▸ Records shown:
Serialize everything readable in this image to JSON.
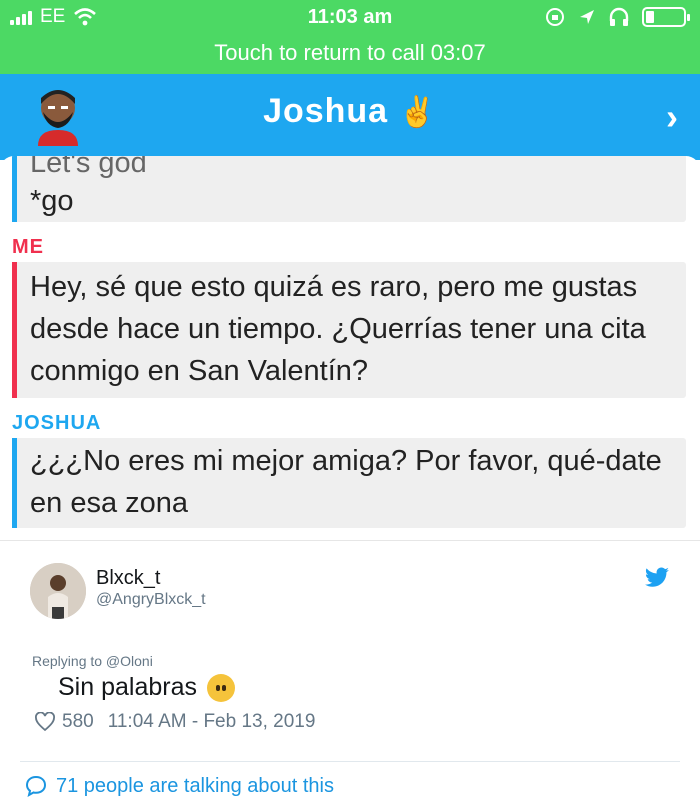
{
  "status_bar": {
    "carrier": "EE",
    "time": "11:03 am"
  },
  "call_banner": {
    "text": "Touch to return to call 03:07"
  },
  "chat": {
    "title": "Joshua",
    "title_emoji": "✌",
    "messages": [
      {
        "sender": "",
        "lines": [
          "Let's god",
          "*go"
        ],
        "accent": "#1ea7f0"
      },
      {
        "sender": "ME",
        "text": "Hey, sé que esto quizá es raro, pero me gustas desde hace un tiempo. ¿Querrías tener una cita conmigo en San Valentín?",
        "accent": "#f0304e"
      },
      {
        "sender": "JOSHUA",
        "text": "¿¿¿No eres mi mejor amiga? Por favor, qué-date en esa zona",
        "accent": "#1ea7f0"
      }
    ]
  },
  "tweet": {
    "display_name": "Blxck_t",
    "handle": "@AngryBlxck_t",
    "replying_to": "Replying to @Oloni",
    "text": "Sin palabras",
    "likes": "580",
    "timestamp": "11:04 AM - Feb 13, 2019",
    "talking": "71 people are talking about this"
  },
  "colors": {
    "status_green": "#4cd964",
    "snap_blue": "#1ea7f0",
    "me_red": "#f0304e",
    "twitter_blue": "#1b95e0"
  }
}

▸ To do: Skip every picture and transcribe the data above exactly.

▸ Exercise response:
Serialize everything readable in this image to JSON.
{
  "status_bar": {
    "carrier": "EE",
    "time": "11:03 am"
  },
  "call_banner": {
    "text": "Touch to return to call 03:07"
  },
  "chat": {
    "title": "Joshua",
    "title_emoji": "✌",
    "messages": [
      {
        "sender": "",
        "lines": [
          "Let's god",
          "*go"
        ],
        "accent": "#1ea7f0"
      },
      {
        "sender": "ME",
        "text": "Hey, sé que esto quizá es raro, pero me gustas desde hace un tiempo. ¿Querrías tener una cita conmigo en San Valentín?",
        "accent": "#f0304e"
      },
      {
        "sender": "JOSHUA",
        "text": "¿¿¿No eres mi mejor amiga? Por favor, qué-date en esa zona",
        "accent": "#1ea7f0"
      }
    ]
  },
  "tweet": {
    "display_name": "Blxck_t",
    "handle": "@AngryBlxck_t",
    "replying_to": "Replying to @Oloni",
    "text": "Sin palabras",
    "likes": "580",
    "timestamp": "11:04 AM - Feb 13, 2019",
    "talking": "71 people are talking about this"
  },
  "colors": {
    "status_green": "#4cd964",
    "snap_blue": "#1ea7f0",
    "me_red": "#f0304e",
    "twitter_blue": "#1b95e0"
  }
}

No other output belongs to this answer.